_Excerpted text_
------------------------------------------------------------------------
DeFrank of the DN saw a renewal of her ambitions, too. And the AP, keeping count, found that she used some variation of the pronoun "I" 17 times.

The Washington Post sees signs that a lot of her bitter supporters were unpersuaded.

The Joe Biden archive grows. The WSJ focuses on his legislative efforts to maintain Delaware's primacy as a corporate haven and service the needs of his backers in the state's corporate-law bar. USA Today looks at his efforts to block asbestos litigation reform at a time his son was filing lawsuits that would have been blocked.

A lot of attention will be focused on Bill Clinton's speech tonight, but strategists tell Newsday that Biden's speech could be the real high-risk moment for the Democrats, given his history as a loose cannon.

McCain, offering a unique reading of history, told the American Legion that America didn't need the rest of the world to end the Cold War. NATO stands for Now America Takes Over?
------------------------------------------------------------------------
_Problems and tasks_
a. In the news roundup, transcribe the part from "DeFrank of the" to "supporters were unpersuaded.".
b. According to the news roundup, which paper looked at Joe Biden's efforts to block asbestos litigation reform?
c. Write the next part of the news roundup, picking up after its final sentence.

_Provided material_
------------------------------------------------------------------------
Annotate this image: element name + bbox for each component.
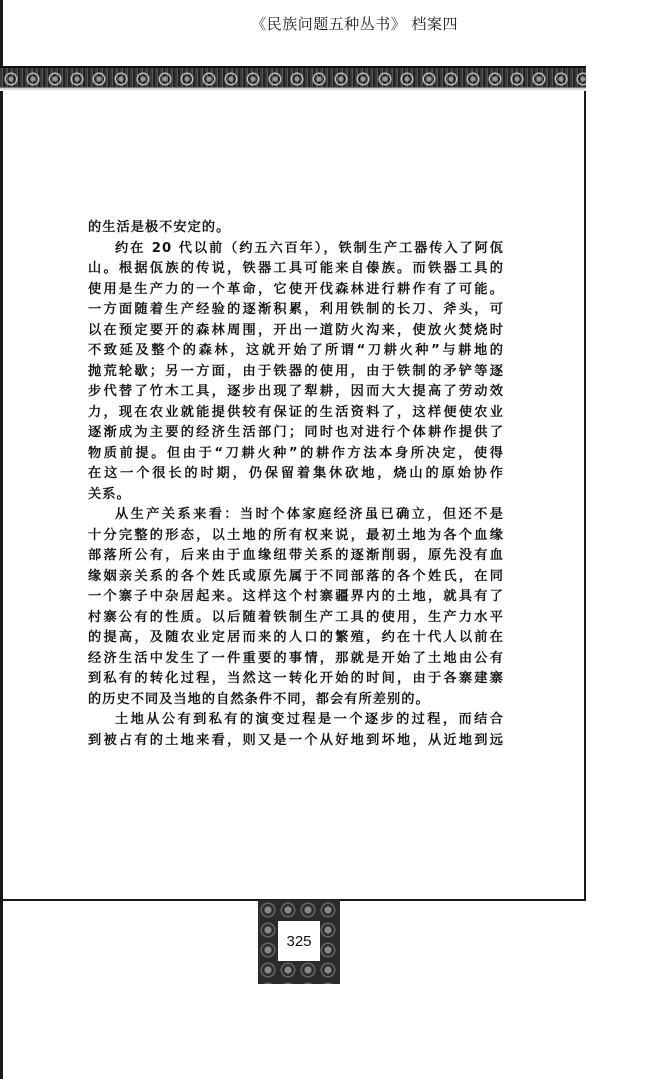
------------------------------------------------------------------------
_Solved problems_
a.
DeFrank of the DN saw a renewal of her ambitions, too. And the AP, keeping count, found that she used some variation of the pronoun "I" 17 times.

The Washington Post sees signs that a lot of her bitter supporters were unpersuaded.

b. USA Today

c.
Obama's fundraising is not keeping pace with his ambitious goals, partly because Hillary backers are not helping as much as expected.

Gov. Paterson's cameo at the convention was short, but an important moment for a politician trying to raise his national profile.

Westchester/Putnam Assemblyman Greg Ball stalked a girlfriend.

Bloomberg, who has shifted from encouraging loony speculation about the presidency or vice-presidency to encouraging loony speculation about a repeal of term limits, actually claims he can't remember how he originally voted on the issue.

The NYPost is going with the meth-heads plot against Obama angle.